- [What the task requires] Copy out all the lines where "JSON" shows up.

----- Records shown -----

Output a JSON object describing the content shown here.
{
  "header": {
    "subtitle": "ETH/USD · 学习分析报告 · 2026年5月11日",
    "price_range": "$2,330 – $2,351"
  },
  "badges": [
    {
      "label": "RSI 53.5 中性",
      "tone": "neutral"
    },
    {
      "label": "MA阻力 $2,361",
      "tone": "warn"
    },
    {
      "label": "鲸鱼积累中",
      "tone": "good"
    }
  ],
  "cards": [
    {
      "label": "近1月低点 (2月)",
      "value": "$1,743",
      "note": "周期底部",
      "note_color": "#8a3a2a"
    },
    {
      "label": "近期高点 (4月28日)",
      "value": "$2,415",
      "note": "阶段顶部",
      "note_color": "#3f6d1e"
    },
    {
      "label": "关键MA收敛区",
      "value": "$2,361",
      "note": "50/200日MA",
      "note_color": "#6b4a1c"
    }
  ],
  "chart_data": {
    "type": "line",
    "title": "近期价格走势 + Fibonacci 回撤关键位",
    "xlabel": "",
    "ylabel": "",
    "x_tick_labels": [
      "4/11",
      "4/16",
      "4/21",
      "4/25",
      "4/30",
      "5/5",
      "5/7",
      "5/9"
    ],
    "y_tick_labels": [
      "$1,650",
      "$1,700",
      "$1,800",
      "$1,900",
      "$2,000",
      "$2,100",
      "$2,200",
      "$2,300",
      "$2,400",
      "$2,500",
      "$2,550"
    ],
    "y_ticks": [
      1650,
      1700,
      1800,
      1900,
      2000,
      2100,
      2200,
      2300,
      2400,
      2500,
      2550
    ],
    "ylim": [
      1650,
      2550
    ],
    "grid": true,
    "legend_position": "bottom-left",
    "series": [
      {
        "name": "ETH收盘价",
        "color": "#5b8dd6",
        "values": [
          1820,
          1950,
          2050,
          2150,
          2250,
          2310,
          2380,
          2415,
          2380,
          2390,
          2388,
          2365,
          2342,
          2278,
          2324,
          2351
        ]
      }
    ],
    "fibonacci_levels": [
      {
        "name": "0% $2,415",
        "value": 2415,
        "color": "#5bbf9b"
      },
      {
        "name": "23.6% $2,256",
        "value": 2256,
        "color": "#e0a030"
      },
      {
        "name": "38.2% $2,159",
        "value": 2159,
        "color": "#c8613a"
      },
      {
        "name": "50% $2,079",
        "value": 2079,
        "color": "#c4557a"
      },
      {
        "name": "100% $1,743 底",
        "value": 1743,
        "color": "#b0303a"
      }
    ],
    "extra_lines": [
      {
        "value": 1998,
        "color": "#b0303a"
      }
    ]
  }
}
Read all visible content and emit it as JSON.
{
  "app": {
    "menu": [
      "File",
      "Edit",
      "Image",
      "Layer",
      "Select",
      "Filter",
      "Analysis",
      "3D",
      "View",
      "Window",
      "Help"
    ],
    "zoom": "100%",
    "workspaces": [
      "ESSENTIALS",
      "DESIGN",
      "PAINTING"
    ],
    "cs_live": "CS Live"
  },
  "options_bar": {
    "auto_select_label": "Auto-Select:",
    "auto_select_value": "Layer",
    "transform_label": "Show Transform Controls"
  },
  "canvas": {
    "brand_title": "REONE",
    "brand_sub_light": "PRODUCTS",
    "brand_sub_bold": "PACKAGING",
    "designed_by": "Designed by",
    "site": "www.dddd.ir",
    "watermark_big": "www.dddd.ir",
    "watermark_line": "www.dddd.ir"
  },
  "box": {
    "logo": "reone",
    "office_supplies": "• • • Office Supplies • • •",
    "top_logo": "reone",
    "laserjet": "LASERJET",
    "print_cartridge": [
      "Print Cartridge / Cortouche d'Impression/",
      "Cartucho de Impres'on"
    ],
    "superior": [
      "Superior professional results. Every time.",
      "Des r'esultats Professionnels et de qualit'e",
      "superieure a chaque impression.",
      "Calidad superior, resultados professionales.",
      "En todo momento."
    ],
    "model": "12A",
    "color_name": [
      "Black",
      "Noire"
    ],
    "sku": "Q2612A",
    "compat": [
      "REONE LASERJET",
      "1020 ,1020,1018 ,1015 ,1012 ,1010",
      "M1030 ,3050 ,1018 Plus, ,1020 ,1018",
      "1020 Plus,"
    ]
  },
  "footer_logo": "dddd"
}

-----

- [Response to the exercise]
Output a JSON object describing the content shown here.
Read all visible content and emit it as JSON.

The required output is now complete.